*What the task requires:* Take every line from the listing below that contains "далее".

*Extracted entries:*
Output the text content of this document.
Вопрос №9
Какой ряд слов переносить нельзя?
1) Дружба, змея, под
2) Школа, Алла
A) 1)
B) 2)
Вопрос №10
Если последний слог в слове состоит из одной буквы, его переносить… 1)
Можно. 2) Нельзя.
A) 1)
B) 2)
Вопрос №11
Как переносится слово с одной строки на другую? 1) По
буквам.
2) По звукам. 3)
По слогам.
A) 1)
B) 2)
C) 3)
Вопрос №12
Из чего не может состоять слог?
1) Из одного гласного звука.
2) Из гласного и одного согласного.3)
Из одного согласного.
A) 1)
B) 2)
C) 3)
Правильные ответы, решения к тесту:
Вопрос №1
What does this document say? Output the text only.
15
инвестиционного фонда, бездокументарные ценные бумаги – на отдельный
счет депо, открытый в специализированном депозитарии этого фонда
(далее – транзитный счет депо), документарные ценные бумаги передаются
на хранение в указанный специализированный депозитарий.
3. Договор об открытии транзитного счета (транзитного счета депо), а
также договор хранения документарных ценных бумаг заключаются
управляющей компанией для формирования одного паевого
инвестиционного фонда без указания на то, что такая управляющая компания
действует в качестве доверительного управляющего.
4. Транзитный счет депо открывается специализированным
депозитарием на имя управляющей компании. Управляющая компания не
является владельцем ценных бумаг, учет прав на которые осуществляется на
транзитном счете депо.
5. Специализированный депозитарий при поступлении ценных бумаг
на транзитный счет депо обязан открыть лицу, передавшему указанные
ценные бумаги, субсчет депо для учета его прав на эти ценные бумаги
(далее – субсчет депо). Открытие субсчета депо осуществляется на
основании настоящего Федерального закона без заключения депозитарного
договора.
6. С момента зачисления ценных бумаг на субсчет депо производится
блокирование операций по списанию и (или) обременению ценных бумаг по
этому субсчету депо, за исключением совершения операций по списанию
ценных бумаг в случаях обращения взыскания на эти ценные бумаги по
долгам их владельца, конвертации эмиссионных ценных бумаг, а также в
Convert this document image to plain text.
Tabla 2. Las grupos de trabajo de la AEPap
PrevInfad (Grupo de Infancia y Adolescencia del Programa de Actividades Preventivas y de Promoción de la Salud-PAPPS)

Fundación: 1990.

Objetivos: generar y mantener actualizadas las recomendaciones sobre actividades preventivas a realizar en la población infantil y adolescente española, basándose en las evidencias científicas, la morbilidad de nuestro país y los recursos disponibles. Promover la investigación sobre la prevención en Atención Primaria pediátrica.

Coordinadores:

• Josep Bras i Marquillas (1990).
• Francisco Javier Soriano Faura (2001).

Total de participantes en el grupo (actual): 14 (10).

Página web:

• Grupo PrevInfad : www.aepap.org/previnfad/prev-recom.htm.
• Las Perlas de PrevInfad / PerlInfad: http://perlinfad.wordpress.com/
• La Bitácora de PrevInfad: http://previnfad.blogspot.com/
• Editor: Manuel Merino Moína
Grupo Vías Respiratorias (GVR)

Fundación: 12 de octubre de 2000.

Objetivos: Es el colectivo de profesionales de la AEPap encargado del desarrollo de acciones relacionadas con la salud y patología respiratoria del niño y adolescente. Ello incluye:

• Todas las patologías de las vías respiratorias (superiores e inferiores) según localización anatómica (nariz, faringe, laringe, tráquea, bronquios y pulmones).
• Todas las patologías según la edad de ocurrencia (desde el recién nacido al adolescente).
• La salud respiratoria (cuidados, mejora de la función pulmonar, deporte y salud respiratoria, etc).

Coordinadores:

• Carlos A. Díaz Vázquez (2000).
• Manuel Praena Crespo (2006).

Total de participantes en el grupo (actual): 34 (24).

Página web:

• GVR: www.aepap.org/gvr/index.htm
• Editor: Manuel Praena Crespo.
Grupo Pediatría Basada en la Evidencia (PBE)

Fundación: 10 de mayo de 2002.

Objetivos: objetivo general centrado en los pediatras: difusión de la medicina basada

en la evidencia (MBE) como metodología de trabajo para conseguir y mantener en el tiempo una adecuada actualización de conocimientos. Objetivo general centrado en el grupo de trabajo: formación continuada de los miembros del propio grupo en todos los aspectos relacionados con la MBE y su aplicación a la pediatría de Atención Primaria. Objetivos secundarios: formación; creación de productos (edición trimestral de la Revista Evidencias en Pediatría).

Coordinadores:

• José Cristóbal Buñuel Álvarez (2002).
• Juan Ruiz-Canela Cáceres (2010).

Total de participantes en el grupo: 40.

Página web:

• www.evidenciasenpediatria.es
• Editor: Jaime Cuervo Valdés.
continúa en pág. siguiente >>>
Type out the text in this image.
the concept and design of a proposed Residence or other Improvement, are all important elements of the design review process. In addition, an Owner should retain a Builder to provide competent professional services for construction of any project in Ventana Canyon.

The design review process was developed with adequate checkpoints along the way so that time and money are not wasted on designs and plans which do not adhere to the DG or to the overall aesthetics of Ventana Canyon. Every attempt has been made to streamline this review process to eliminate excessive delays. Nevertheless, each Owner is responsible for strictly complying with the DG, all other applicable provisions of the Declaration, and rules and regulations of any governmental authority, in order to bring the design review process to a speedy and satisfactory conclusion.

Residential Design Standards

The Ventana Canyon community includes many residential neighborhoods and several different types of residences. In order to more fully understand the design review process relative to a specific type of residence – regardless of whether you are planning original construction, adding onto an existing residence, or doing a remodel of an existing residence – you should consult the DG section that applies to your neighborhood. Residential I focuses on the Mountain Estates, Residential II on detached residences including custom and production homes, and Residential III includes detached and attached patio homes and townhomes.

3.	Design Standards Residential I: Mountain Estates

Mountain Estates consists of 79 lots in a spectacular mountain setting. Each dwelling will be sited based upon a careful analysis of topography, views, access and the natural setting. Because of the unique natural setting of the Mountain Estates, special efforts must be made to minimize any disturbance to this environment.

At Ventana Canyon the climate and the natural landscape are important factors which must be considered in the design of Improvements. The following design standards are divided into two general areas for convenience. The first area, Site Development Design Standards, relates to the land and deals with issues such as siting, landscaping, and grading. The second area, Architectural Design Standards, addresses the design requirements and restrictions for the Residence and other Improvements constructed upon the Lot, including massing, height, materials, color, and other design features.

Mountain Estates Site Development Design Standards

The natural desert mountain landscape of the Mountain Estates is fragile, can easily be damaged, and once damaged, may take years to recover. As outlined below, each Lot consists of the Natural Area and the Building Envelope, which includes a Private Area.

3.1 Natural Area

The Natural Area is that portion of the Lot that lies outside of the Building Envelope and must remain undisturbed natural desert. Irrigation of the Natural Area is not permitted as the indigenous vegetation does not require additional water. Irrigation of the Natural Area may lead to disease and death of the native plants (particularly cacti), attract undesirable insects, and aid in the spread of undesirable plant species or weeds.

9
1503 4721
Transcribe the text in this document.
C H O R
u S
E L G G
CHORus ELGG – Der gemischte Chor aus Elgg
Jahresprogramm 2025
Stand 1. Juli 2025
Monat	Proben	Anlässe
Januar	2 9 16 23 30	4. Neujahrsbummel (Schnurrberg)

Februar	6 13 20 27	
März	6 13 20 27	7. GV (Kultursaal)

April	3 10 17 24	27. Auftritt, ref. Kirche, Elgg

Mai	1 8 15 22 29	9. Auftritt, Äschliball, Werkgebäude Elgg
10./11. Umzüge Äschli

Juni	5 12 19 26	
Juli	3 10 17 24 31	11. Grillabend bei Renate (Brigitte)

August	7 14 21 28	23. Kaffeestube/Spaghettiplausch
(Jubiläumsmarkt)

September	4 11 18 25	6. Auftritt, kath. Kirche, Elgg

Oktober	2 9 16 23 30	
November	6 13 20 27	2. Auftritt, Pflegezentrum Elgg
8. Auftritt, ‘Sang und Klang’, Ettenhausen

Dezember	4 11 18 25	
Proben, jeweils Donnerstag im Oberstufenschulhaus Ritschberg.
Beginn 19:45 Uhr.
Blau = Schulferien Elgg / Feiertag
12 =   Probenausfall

*Result of the exercise:*
(далее – транзитный счет депо), документарные ценные бумаги передаются
(далее – субсчет депо). Открытие субсчета депо осуществляется на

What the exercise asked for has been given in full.